--- Stored records ---

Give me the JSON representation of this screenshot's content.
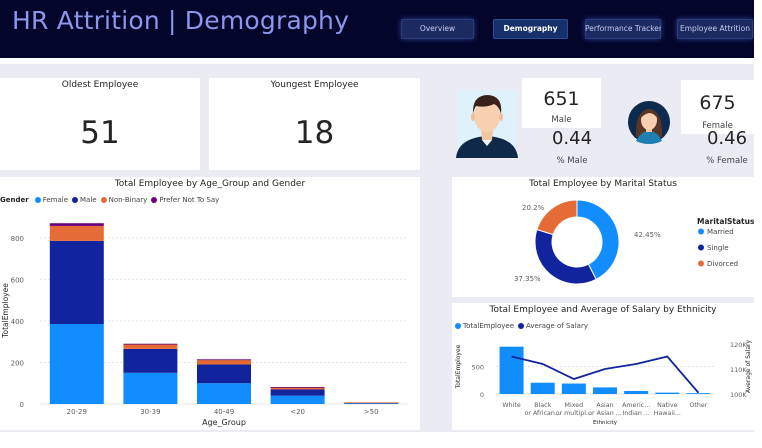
{
  "header": {
    "title": "HR Attrition | Demography",
    "nav": [
      {
        "label": "Overview",
        "active": false
      },
      {
        "label": "Demography",
        "active": true
      },
      {
        "label": "Performance Tracker",
        "active": false
      },
      {
        "label": "Employee Attrition",
        "active": false
      }
    ]
  },
  "kpis": {
    "oldest": {
      "title": "Oldest Employee",
      "value": "51"
    },
    "youngest": {
      "title": "Youngest Employee",
      "value": "18"
    }
  },
  "gender": {
    "male": {
      "count": "651",
      "label": "Male",
      "pct": "0.44",
      "pct_label": "% Male",
      "icon": "male-avatar-icon"
    },
    "female": {
      "count": "675",
      "label": "Female",
      "pct": "0.46",
      "pct_label": "% Female",
      "icon": "female-avatar-icon"
    }
  },
  "colors": {
    "female": "#118dff",
    "male": "#12239e",
    "non_binary": "#e66c37",
    "prefer_not": "#6b007b"
  },
  "chart_data": [
    {
      "type": "bar",
      "stacked": true,
      "title": "Total Employee by Age_Group and Gender",
      "legend_title": "Gender",
      "xlabel": "Age_Group",
      "ylabel": "TotalEmployee",
      "categories": [
        "20-29",
        "30-39",
        "40-49",
        "<20",
        ">50"
      ],
      "series": [
        {
          "name": "Female",
          "values": [
            385,
            150,
            100,
            40,
            4
          ]
        },
        {
          "name": "Male",
          "values": [
            400,
            115,
            90,
            30,
            3
          ]
        },
        {
          "name": "Non-Binary",
          "values": [
            72,
            22,
            22,
            9,
            1
          ]
        },
        {
          "name": "Prefer Not To Say",
          "values": [
            13,
            3,
            3,
            3,
            0
          ]
        }
      ],
      "ylim": [
        0,
        900
      ],
      "yticks": [
        0,
        200,
        400,
        600,
        800
      ],
      "grid": true,
      "legend": "top-left"
    },
    {
      "type": "pie",
      "donut": true,
      "title": "Total Employee by Marital Status",
      "legend_title": "MaritalStatus",
      "slices": [
        {
          "name": "Married",
          "value": 42.45,
          "label": "42.45%"
        },
        {
          "name": "Single",
          "value": 37.35,
          "label": "37.35%"
        },
        {
          "name": "Divorced",
          "value": 20.2,
          "label": "20.2%"
        }
      ],
      "legend": "right"
    },
    {
      "type": "bar",
      "combo_line": true,
      "title": "Total Employee and Average of Salary by Ethnicity",
      "xlabel": "Ethnicity",
      "ylabel": "TotalEmployee",
      "ylabel_right": "Average of Salary",
      "categories": [
        "White",
        "Black or African...",
        "Mixed or multipl...",
        "Asian or Asian ...",
        "Americ... Indian ...",
        "Native Hawaii...",
        "Other"
      ],
      "series": [
        {
          "name": "TotalEmployee",
          "values": [
            860,
            205,
            190,
            120,
            55,
            25,
            15
          ]
        },
        {
          "name": "Average of Salary",
          "values": [
            115000,
            112000,
            106000,
            110000,
            112000,
            115000,
            100500
          ]
        }
      ],
      "ylim": [
        0,
        1000
      ],
      "yticks": [
        0,
        500
      ],
      "ylim_right": [
        100000,
        122000
      ],
      "yticks_right": [
        "100K",
        "110K",
        "120K"
      ],
      "legend": "top-left"
    }
  ]
}
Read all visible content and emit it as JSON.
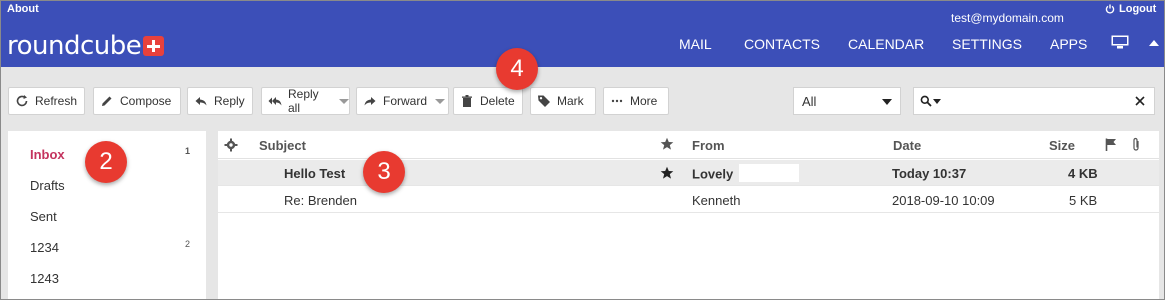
{
  "header": {
    "about": "About",
    "user_email": "test@mydomain.com",
    "logout": "Logout",
    "logo_text": "roundcube",
    "nav": [
      "MAIL",
      "CONTACTS",
      "CALENDAR",
      "SETTINGS",
      "APPS"
    ],
    "bg_color": "#3c4fb8",
    "logo_accent": "#e8413c"
  },
  "toolbar": {
    "refresh": "Refresh",
    "compose": "Compose",
    "reply": "Reply",
    "reply_all": "Reply all",
    "forward": "Forward",
    "delete": "Delete",
    "mark": "Mark",
    "more": "More",
    "filter_value": "All",
    "search_value": "",
    "search_placeholder": ""
  },
  "folders": [
    {
      "name": "Inbox",
      "count": "1",
      "active": true
    },
    {
      "name": "Drafts",
      "count": "",
      "active": false
    },
    {
      "name": "Sent",
      "count": "",
      "active": false
    },
    {
      "name": "1234",
      "count": "2",
      "active": false
    },
    {
      "name": "1243",
      "count": "",
      "active": false
    }
  ],
  "message_list": {
    "columns": {
      "subject": "Subject",
      "from": "From",
      "date": "Date",
      "size": "Size"
    },
    "rows": [
      {
        "subject": "Hello Test",
        "flagged": true,
        "from": "Lovely",
        "date": "Today 10:37",
        "size": "4 KB",
        "unread": true
      },
      {
        "subject": "Re: Brenden",
        "flagged": false,
        "from": "Kenneth",
        "date": "2018-09-10 10:09",
        "size": "5 KB",
        "unread": false
      }
    ]
  },
  "callouts": [
    "2",
    "3",
    "4"
  ],
  "colors": {
    "active_folder": "#c4335e",
    "callout": "#e83a30"
  }
}
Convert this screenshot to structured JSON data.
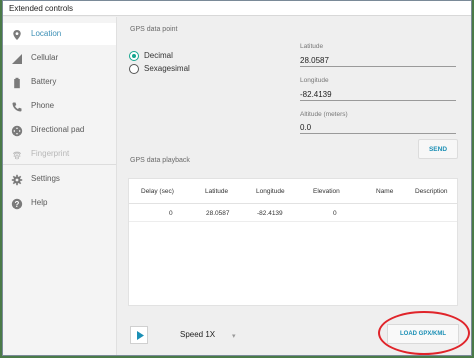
{
  "window": {
    "title": "Extended controls"
  },
  "sidebar": {
    "items": [
      {
        "label": "Location",
        "icon": "location-pin-icon",
        "state": "active"
      },
      {
        "label": "Cellular",
        "icon": "signal-icon",
        "state": "normal"
      },
      {
        "label": "Battery",
        "icon": "battery-icon",
        "state": "normal"
      },
      {
        "label": "Phone",
        "icon": "phone-icon",
        "state": "normal"
      },
      {
        "label": "Directional pad",
        "icon": "dpad-icon",
        "state": "normal"
      },
      {
        "label": "Fingerprint",
        "icon": "fingerprint-icon",
        "state": "disabled"
      },
      {
        "label": "Settings",
        "icon": "gear-icon",
        "state": "normal"
      },
      {
        "label": "Help",
        "icon": "help-icon",
        "state": "normal"
      }
    ]
  },
  "gps_point": {
    "section_label": "GPS data point",
    "format_options": [
      "Decimal",
      "Sexagesimal"
    ],
    "selected_format": "Decimal",
    "latitude_label": "Latitude",
    "latitude_value": "28.0587",
    "longitude_label": "Longitude",
    "longitude_value": "-82.4139",
    "altitude_label": "Altitude (meters)",
    "altitude_value": "0.0",
    "send_label": "SEND"
  },
  "playback": {
    "section_label": "GPS data playback",
    "columns": [
      "Delay (sec)",
      "Latitude",
      "Longitude",
      "Elevation",
      "Name",
      "Description"
    ],
    "rows": [
      [
        "0",
        "28.0587",
        "-82.4139",
        "0",
        "",
        ""
      ]
    ],
    "speed_label": "Speed 1X",
    "load_label": "LOAD GPX/KML"
  },
  "colors": {
    "accent": "#1b8fb5",
    "radio": "#16a58f",
    "highlight": "#e0242a"
  }
}
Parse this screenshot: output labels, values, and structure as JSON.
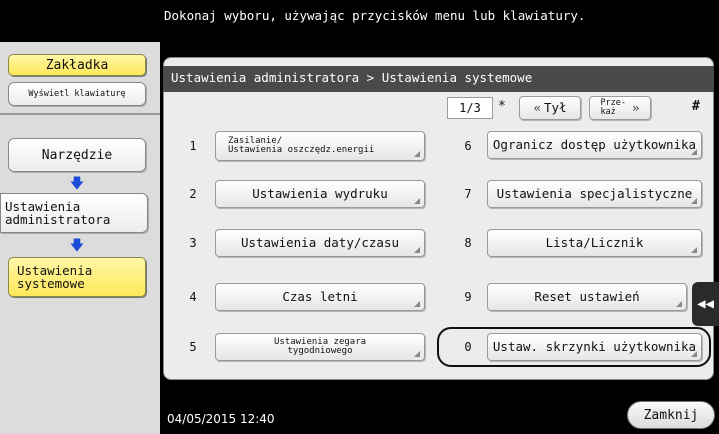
{
  "top_message": "Dokonaj wyboru, używając przycisków menu lub klawiatury.",
  "left": {
    "tab_button": "Zakładka",
    "keyboard_button": "Wyświetl klawiaturę",
    "tools_button": "Narzędzie",
    "admin_settings": "Ustawienia administratora",
    "system_settings": "Ustawienia systemowe"
  },
  "breadcrumb": "Ustawienia administratora > Ustawienia systemowe",
  "pager": {
    "page": "1/3",
    "star": "*",
    "back_label": "Tył",
    "next_label": "Prze-\nkaż",
    "hash": "#"
  },
  "menu": [
    {
      "num": "1",
      "label": "Zasilanie/\nUstawienia oszczędz.energii"
    },
    {
      "num": "2",
      "label": "Ustawienia wydruku"
    },
    {
      "num": "3",
      "label": "Ustawienia daty/czasu"
    },
    {
      "num": "4",
      "label": "Czas letni"
    },
    {
      "num": "5",
      "label": "Ustawienia zegara\ntygodniowego"
    },
    {
      "num": "6",
      "label": "Ogranicz dostęp użytkownika"
    },
    {
      "num": "7",
      "label": "Ustawienia specjalistyczne"
    },
    {
      "num": "8",
      "label": "Lista/Licznik"
    },
    {
      "num": "9",
      "label": "Reset ustawień"
    },
    {
      "num": "0",
      "label": "Ustaw. skrzynki użytkownika"
    }
  ],
  "datetime": "04/05/2015  12:40",
  "close_button": "Zamknij",
  "colors": {
    "accent_yellow": "#ffe85a",
    "breadcrumb_bg": "#4a4a4a",
    "arrow_blue": "#1a4bd8"
  }
}
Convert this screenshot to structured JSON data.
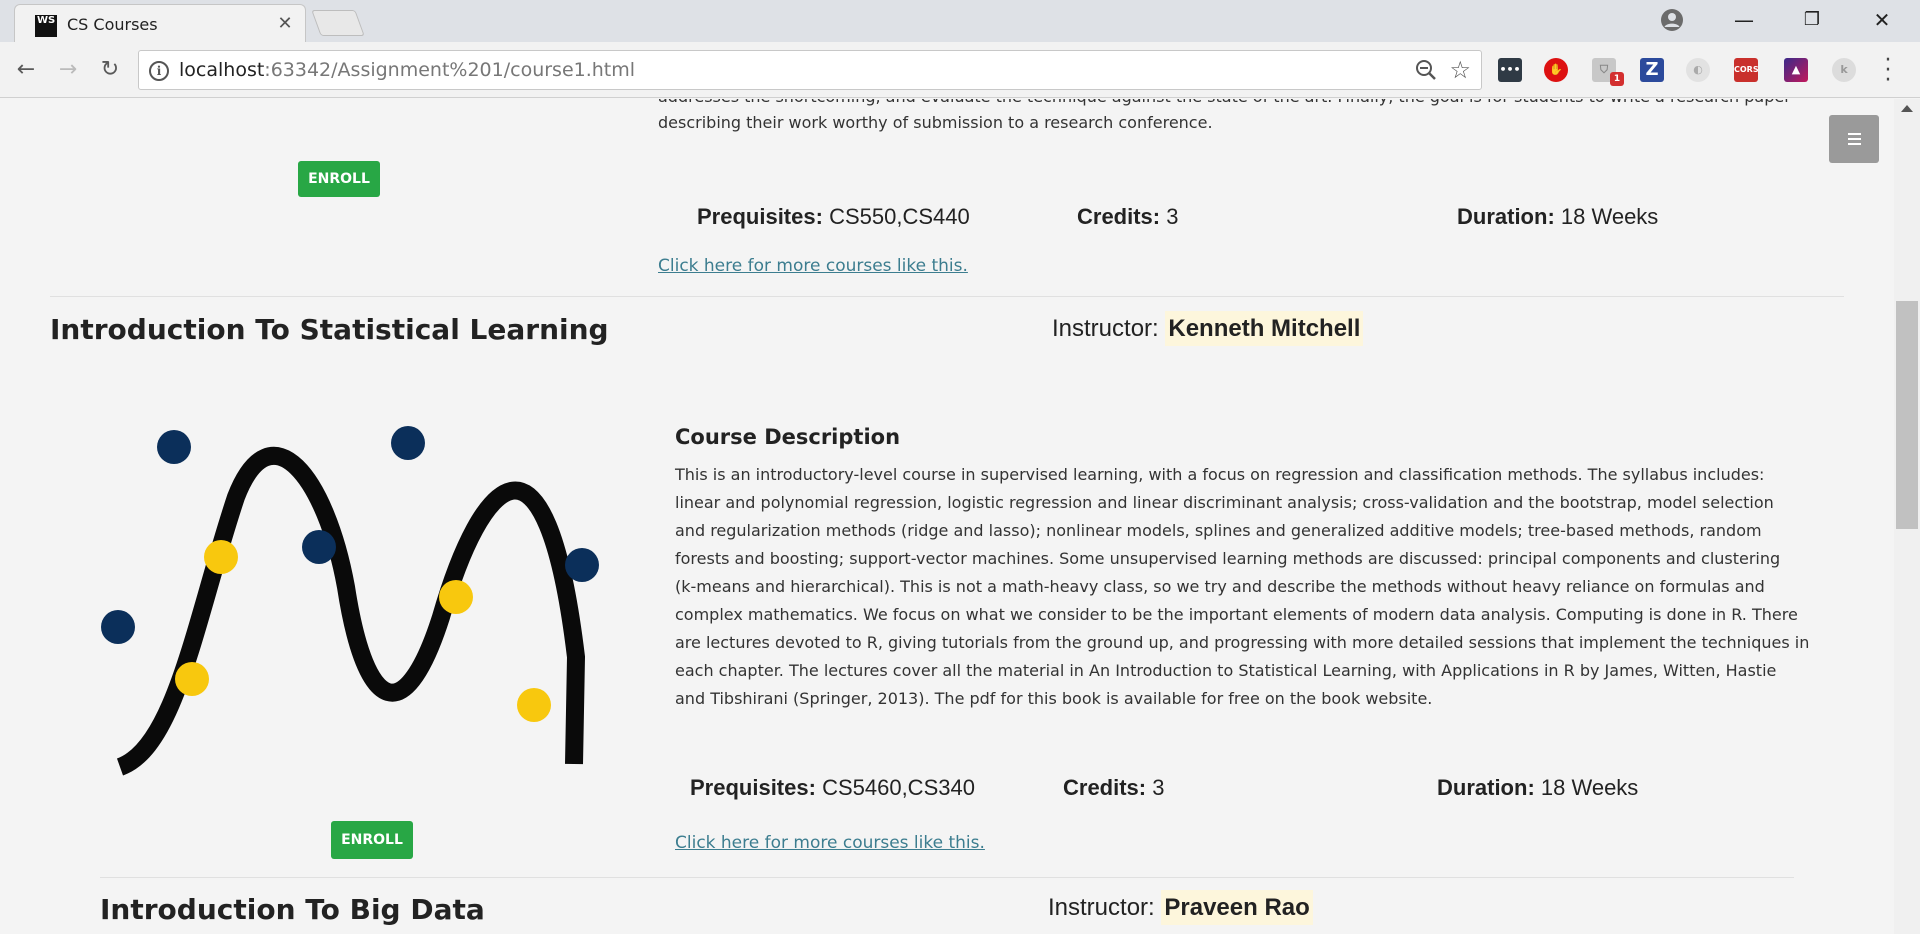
{
  "browser": {
    "tab_title": "CS Courses",
    "tab_logo": "WS",
    "url_host": "localhost",
    "url_rest": ":63342/Assignment%201/course1.html",
    "badge_count": "1",
    "ext_cors_label": "CORS",
    "ext_z_label": "Z"
  },
  "previous_course": {
    "desc_line1": "addresses the shortcoming, and evaluate the technique against the state of the art. Finally, the goal is for students to write a research paper",
    "desc_line2": "describing their work worthy of submission to a research conference.",
    "enroll_label": "ENROLL",
    "prereq_label": "Prequisites:",
    "prereq_value": "CS550,CS440",
    "credits_label": "Credits:",
    "credits_value": "3",
    "duration_label": "Duration:",
    "duration_value": "18 Weeks",
    "more_link": "Click here for more courses like this."
  },
  "course": {
    "title": "Introduction To Statistical Learning",
    "instructor_label": "Instructor:",
    "instructor_name": "Kenneth Mitchell",
    "description_heading": "Course Description",
    "description_lines": [
      "This is an introductory-level course in supervised learning, with a focus on regression and classification methods. The syllabus includes:",
      "linear and polynomial regression, logistic regression and linear discriminant analysis; cross-validation and the bootstrap, model selection",
      "and regularization methods (ridge and lasso); nonlinear models, splines and generalized additive models; tree-based methods, random",
      "forests and boosting; support-vector machines. Some unsupervised learning methods are discussed: principal components and clustering",
      "(k-means and hierarchical). This is not a math-heavy class, so we try and describe the methods without heavy reliance on formulas and",
      "complex mathematics. We focus on what we consider to be the important elements of modern data analysis. Computing is done in R. There",
      "are lectures devoted to R, giving tutorials from the ground up, and progressing with more detailed sessions that implement the techniques in",
      "each chapter. The lectures cover all the material in An Introduction to Statistical Learning, with Applications in R by James, Witten, Hastie",
      "and Tibshirani (Springer, 2013). The pdf for this book is available for free on the book website."
    ],
    "enroll_label": "ENROLL",
    "prereq_label": "Prequisites:",
    "prereq_value": "CS5460,CS340",
    "credits_label": "Credits:",
    "credits_value": "3",
    "duration_label": "Duration:",
    "duration_value": "18 Weeks",
    "more_link": "Click here for more courses like this."
  },
  "next_course": {
    "title": "Introduction To Big Data",
    "instructor_label": "Instructor:",
    "instructor_name": "Praveen Rao"
  },
  "colors": {
    "enroll_green": "#28a745",
    "link_teal": "#3c7d8f",
    "instructor_highlight": "#fdf6dc",
    "dot_navy": "#0b2f5a",
    "dot_yellow": "#f8c80e"
  }
}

---

## [Problem to solve]
Collect the lines of the records that include the string "Salary".

## [Answer for this exercise]
      "title": "Total Employee and Average of Salary by Ethnicity",
      "ylabel_right": "Average of Salary",
          "name": "Average of Salary",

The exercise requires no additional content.